Stored data:

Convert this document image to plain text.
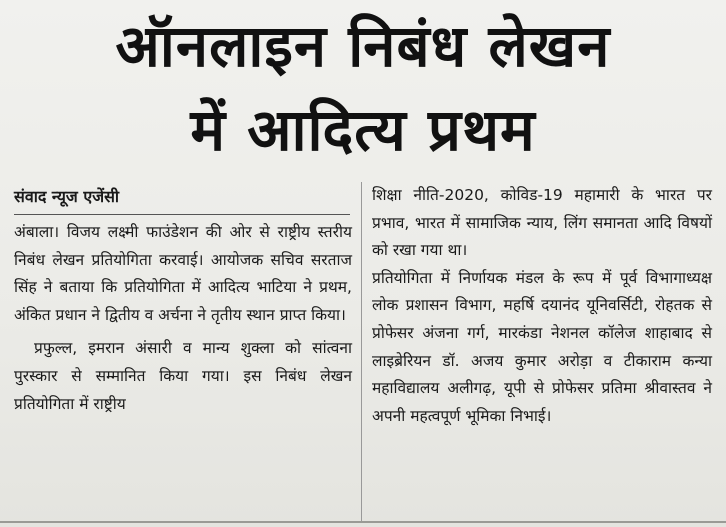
ऑनलाइन निबंध लेखन
में आदित्य प्रथम
संवाद न्यूज एजेंसी

अंबाला। विजय लक्ष्मी फाउंडेशन की ओर से राष्ट्रीय स्तरीय निबंध लेखन प्रतियोगिता करवाई। आयोजक सचिव सरताज सिंह ने बताया कि प्रतियोगिता में आदित्य भाटिया ने प्रथम, अंकित प्रधान ने द्वितीय व अर्चना ने तृतीय स्थान प्राप्त किया।

प्रफुल्ल, इमरान अंसारी व मान्य शुक्ला को सांत्वना पुरस्कार से सम्मानित किया गया। इस निबंध लेखन प्रतियोगिता में राष्ट्रीय

शिक्षा नीति-2020, कोविड-19 महामारी के भारत पर प्रभाव, भारत में सामाजिक न्याय, लिंग समानता आदि विषयों को रखा गया था।

प्रतियोगिता में निर्णायक मंडल के रूप में पूर्व विभागाध्यक्ष लोक प्रशासन विभाग, महर्षि दयानंद यूनिवर्सिटी, रोहतक से प्रोफेसर अंजना गर्ग, मारकंडा नेशनल कॉलेज शाहाबाद से लाइब्रेरियन डॉ. अजय कुमार अरोड़ा व टीकाराम कन्या महाविद्यालय अलीगढ़, यूपी से प्रोफेसर प्रतिमा श्रीवास्तव ने अपनी महत्वपूर्ण भूमिका निभाई।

Exercise goal:
Copy the whole of the material above exactly, but not its images.

Task solution:
Convert this document image to plain text.
ऑनलाइन निबंध लेखन
में आदित्य प्रथम
संवाद न्यूज एजेंसी

अंबाला। विजय लक्ष्मी फाउंडेशन की ओर से राष्ट्रीय स्तरीय निबंध लेखन प्रतियोगिता करवाई। आयोजक सचिव सरताज सिंह ने बताया कि प्रतियोगिता में आदित्य भाटिया ने प्रथम, अंकित प्रधान ने द्वितीय व अर्चना ने तृतीय स्थान प्राप्त किया।

प्रफुल्ल, इमरान अंसारी व मान्य शुक्ला को सांत्वना पुरस्कार से सम्मानित किया गया। इस निबंध लेखन प्रतियोगिता में राष्ट्रीय

शिक्षा नीति-2020, कोविड-19 महामारी के भारत पर प्रभाव, भारत में सामाजिक न्याय, लिंग समानता आदि विषयों को रखा गया था।

प्रतियोगिता में निर्णायक मंडल के रूप में पूर्व विभागाध्यक्ष लोक प्रशासन विभाग, महर्षि दयानंद यूनिवर्सिटी, रोहतक से प्रोफेसर अंजना गर्ग, मारकंडा नेशनल कॉलेज शाहाबाद से लाइब्रेरियन डॉ. अजय कुमार अरोड़ा व टीकाराम कन्या महाविद्यालय अलीगढ़, यूपी से प्रोफेसर प्रतिमा श्रीवास्तव ने अपनी महत्वपूर्ण भूमिका निभाई।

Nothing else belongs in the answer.